Below is a block of records; repeat all of them exactly.

■ ■ ■ ■

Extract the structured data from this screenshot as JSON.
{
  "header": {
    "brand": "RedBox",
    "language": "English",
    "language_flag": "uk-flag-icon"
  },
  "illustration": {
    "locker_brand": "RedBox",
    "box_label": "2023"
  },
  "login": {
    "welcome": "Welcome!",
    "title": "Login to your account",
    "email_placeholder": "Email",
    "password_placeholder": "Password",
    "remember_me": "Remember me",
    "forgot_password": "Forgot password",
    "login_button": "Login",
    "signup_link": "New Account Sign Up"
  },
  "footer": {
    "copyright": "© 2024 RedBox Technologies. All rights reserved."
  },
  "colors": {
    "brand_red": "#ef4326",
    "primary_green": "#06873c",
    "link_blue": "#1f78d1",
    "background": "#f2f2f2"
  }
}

■ ■ ■ ■

**Response to this exercise**
Extract the structured data from this screenshot as JSON.
{
  "header": {
    "brand": "RedBox",
    "language": "English",
    "language_flag": "uk-flag-icon"
  },
  "illustration": {
    "locker_brand": "RedBox",
    "box_label": "2023"
  },
  "login": {
    "welcome": "Welcome!",
    "title": "Login to your account",
    "email_placeholder": "Email",
    "password_placeholder": "Password",
    "remember_me": "Remember me",
    "forgot_password": "Forgot password",
    "login_button": "Login",
    "signup_link": "New Account Sign Up"
  },
  "footer": {
    "copyright": "© 2024 RedBox Technologies. All rights reserved."
  },
  "colors": {
    "brand_red": "#ef4326",
    "primary_green": "#06873c",
    "link_blue": "#1f78d1",
    "background": "#f2f2f2"
  }
}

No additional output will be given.